[Data excerpts]
---+---

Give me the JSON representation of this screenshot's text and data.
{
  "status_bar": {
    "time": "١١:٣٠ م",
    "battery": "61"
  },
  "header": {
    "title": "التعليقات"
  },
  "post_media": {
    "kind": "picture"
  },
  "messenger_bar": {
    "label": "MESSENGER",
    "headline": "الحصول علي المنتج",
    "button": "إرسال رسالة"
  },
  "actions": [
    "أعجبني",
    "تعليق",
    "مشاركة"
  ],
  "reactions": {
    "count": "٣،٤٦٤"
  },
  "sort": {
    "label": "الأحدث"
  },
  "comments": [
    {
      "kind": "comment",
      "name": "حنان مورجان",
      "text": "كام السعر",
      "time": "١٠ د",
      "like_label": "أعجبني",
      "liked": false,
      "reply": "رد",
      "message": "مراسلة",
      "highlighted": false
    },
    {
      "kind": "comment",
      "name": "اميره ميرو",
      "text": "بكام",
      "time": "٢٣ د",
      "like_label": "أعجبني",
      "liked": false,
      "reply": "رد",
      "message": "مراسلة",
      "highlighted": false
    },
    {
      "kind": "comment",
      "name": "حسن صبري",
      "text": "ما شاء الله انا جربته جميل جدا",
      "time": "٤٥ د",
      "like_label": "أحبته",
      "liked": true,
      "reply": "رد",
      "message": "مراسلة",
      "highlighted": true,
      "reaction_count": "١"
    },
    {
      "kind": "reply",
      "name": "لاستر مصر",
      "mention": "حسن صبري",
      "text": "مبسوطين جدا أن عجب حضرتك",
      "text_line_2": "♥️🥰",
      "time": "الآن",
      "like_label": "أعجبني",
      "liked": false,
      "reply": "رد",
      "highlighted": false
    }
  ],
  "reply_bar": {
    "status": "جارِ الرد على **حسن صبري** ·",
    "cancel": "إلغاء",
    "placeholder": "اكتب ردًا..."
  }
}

---+---

:: The problem ::
Print every record exactly as it was given.

:: Response to the exercise ::
Give me the JSON representation of this screenshot's text and data.
{
  "status_bar": {
    "time": "١١:٣٠ م",
    "battery": "61"
  },
  "header": {
    "title": "التعليقات"
  },
  "post_media": {
    "kind": "picture"
  },
  "messenger_bar": {
    "label": "MESSENGER",
    "headline": "الحصول علي المنتج",
    "button": "إرسال رسالة"
  },
  "actions": [
    "أعجبني",
    "تعليق",
    "مشاركة"
  ],
  "reactions": {
    "count": "٣،٤٦٤"
  },
  "sort": {
    "label": "الأحدث"
  },
  "comments": [
    {
      "kind": "comment",
      "name": "حنان مورجان",
      "text": "كام السعر",
      "time": "١٠ د",
      "like_label": "أعجبني",
      "liked": false,
      "reply": "رد",
      "message": "مراسلة",
      "highlighted": false
    },
    {
      "kind": "comment",
      "name": "اميره ميرو",
      "text": "بكام",
      "time": "٢٣ د",
      "like_label": "أعجبني",
      "liked": false,
      "reply": "رد",
      "message": "مراسلة",
      "highlighted": false
    },
    {
      "kind": "comment",
      "name": "حسن صبري",
      "text": "ما شاء الله انا جربته جميل جدا",
      "time": "٤٥ د",
      "like_label": "أحبته",
      "liked": true,
      "reply": "رد",
      "message": "مراسلة",
      "highlighted": true,
      "reaction_count": "١"
    },
    {
      "kind": "reply",
      "name": "لاستر مصر",
      "mention": "حسن صبري",
      "text": "مبسوطين جدا أن عجب حضرتك",
      "text_line_2": "♥️🥰",
      "time": "الآن",
      "like_label": "أعجبني",
      "liked": false,
      "reply": "رد",
      "highlighted": false
    }
  ],
  "reply_bar": {
    "status": "جارِ الرد على **حسن صبري** ·",
    "cancel": "إلغاء",
    "placeholder": "اكتب ردًا..."
  }
}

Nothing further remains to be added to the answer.